- WHAT IS BEING ASKED: Leave out the pictures and repeat every record exactly.

- INPUT DATA:
+ + + +
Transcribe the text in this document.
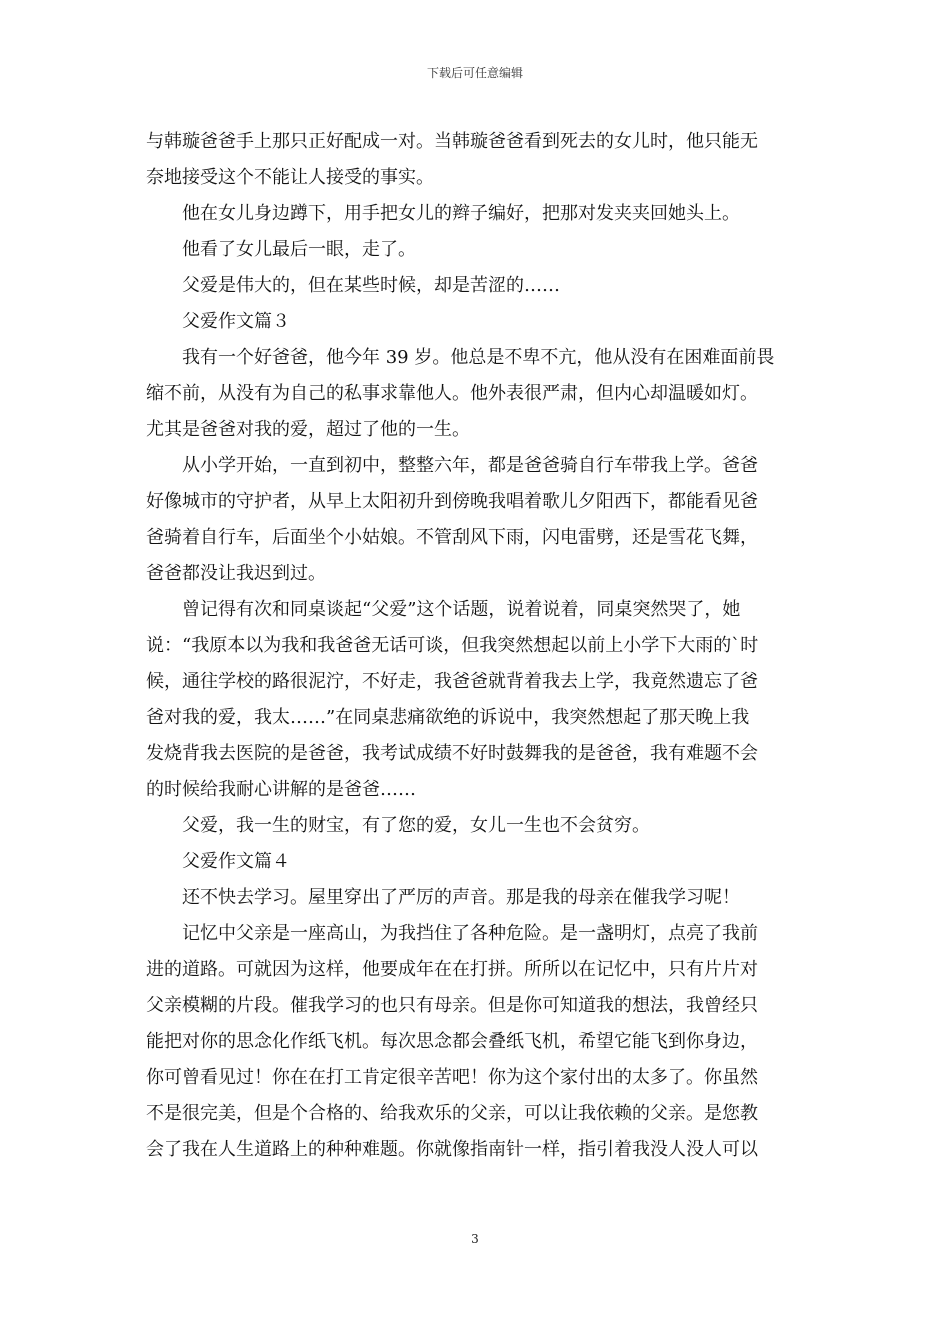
下载后可任意编辑
与韩璇爸爸手上那只正好配成一对。当韩璇爸爸看到死去的女儿时，他只能无
奈地接受这个不能让人接受的事实。
他在女儿身边蹲下，用手把女儿的辫子编好，把那对发夹夹回她头上。
他看了女儿最后一眼，走了。
父爱是伟大的，但在某些时候，却是苦涩的……
父爱作文篇３
我有一个好爸爸，他今年 39 岁。他总是不卑不亢，他从没有在困难面前畏
缩不前，从没有为自己的私事求靠他人。他外表很严肃，但内心却温暖如灯。
尤其是爸爸对我的爱，超过了他的一生。
从小学开始，一直到初中，整整六年，都是爸爸骑自行车带我上学。爸爸
好像城市的守护者，从早上太阳初升到傍晚我唱着歌儿夕阳西下，都能看见爸
爸骑着自行车，后面坐个小姑娘。不管刮风下雨，闪电雷劈，还是雪花飞舞，
爸爸都没让我迟到过。
曾记得有次和同桌谈起“父爱”这个话题，说着说着，同桌突然哭了，她
说：“我原本以为我和我爸爸无话可谈，但我突然想起以前上小学下大雨的`时
候，通往学校的路很泥泞，不好走，我爸爸就背着我去上学，我竟然遗忘了爸
爸对我的爱，我太……”在同桌悲痛欲绝的诉说中，我突然想起了那天晚上我
发烧背我去医院的是爸爸，我考试成绩不好时鼓舞我的是爸爸，我有难题不会
的时候给我耐心讲解的是爸爸……
父爱，我一生的财宝，有了您的爱，女儿一生也不会贫穷。
父爱作文篇４
还不快去学习。屋里穿出了严厉的声音。那是我的母亲在催我学习呢！
记忆中父亲是一座高山，为我挡住了各种危险。是一盏明灯，点亮了我前
进的道路。可就因为这样，他要成年在在打拼。所所以在记忆中，只有片片对
父亲模糊的片段。催我学习的也只有母亲。但是你可知道我的想法，我曾经只
能把对你的思念化作纸飞机。每次思念都会叠纸飞机，希望它能飞到你身边，
你可曾看见过！你在在打工肯定很辛苦吧！你为这个家付出的太多了。你虽然
不是很完美，但是个合格的、给我欢乐的父亲，可以让我依赖的父亲。是您教
会了我在人生道路上的种种难题。你就像指南针一样，指引着我没人没人可以
3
+ + + +
- PROBLEM SOLUTION:
Transcribe the text in this document.
下载后可任意编辑
与韩璇爸爸手上那只正好配成一对。当韩璇爸爸看到死去的女儿时，他只能无
奈地接受这个不能让人接受的事实。
他在女儿身边蹲下，用手把女儿的辫子编好，把那对发夹夹回她头上。
他看了女儿最后一眼，走了。
父爱是伟大的，但在某些时候，却是苦涩的……
父爱作文篇３
我有一个好爸爸，他今年 39 岁。他总是不卑不亢，他从没有在困难面前畏
缩不前，从没有为自己的私事求靠他人。他外表很严肃，但内心却温暖如灯。
尤其是爸爸对我的爱，超过了他的一生。
从小学开始，一直到初中，整整六年，都是爸爸骑自行车带我上学。爸爸
好像城市的守护者，从早上太阳初升到傍晚我唱着歌儿夕阳西下，都能看见爸
爸骑着自行车，后面坐个小姑娘。不管刮风下雨，闪电雷劈，还是雪花飞舞，
爸爸都没让我迟到过。
曾记得有次和同桌谈起“父爱”这个话题，说着说着，同桌突然哭了，她
说：“我原本以为我和我爸爸无话可谈，但我突然想起以前上小学下大雨的`时
候，通往学校的路很泥泞，不好走，我爸爸就背着我去上学，我竟然遗忘了爸
爸对我的爱，我太……”在同桌悲痛欲绝的诉说中，我突然想起了那天晚上我
发烧背我去医院的是爸爸，我考试成绩不好时鼓舞我的是爸爸，我有难题不会
的时候给我耐心讲解的是爸爸……
父爱，我一生的财宝，有了您的爱，女儿一生也不会贫穷。
父爱作文篇４
还不快去学习。屋里穿出了严厉的声音。那是我的母亲在催我学习呢！
记忆中父亲是一座高山，为我挡住了各种危险。是一盏明灯，点亮了我前
进的道路。可就因为这样，他要成年在在打拼。所所以在记忆中，只有片片对
父亲模糊的片段。催我学习的也只有母亲。但是你可知道我的想法，我曾经只
能把对你的思念化作纸飞机。每次思念都会叠纸飞机，希望它能飞到你身边，
你可曾看见过！你在在打工肯定很辛苦吧！你为这个家付出的太多了。你虽然
不是很完美，但是个合格的、给我欢乐的父亲，可以让我依赖的父亲。是您教
会了我在人生道路上的种种难题。你就像指南针一样，指引着我没人没人可以
3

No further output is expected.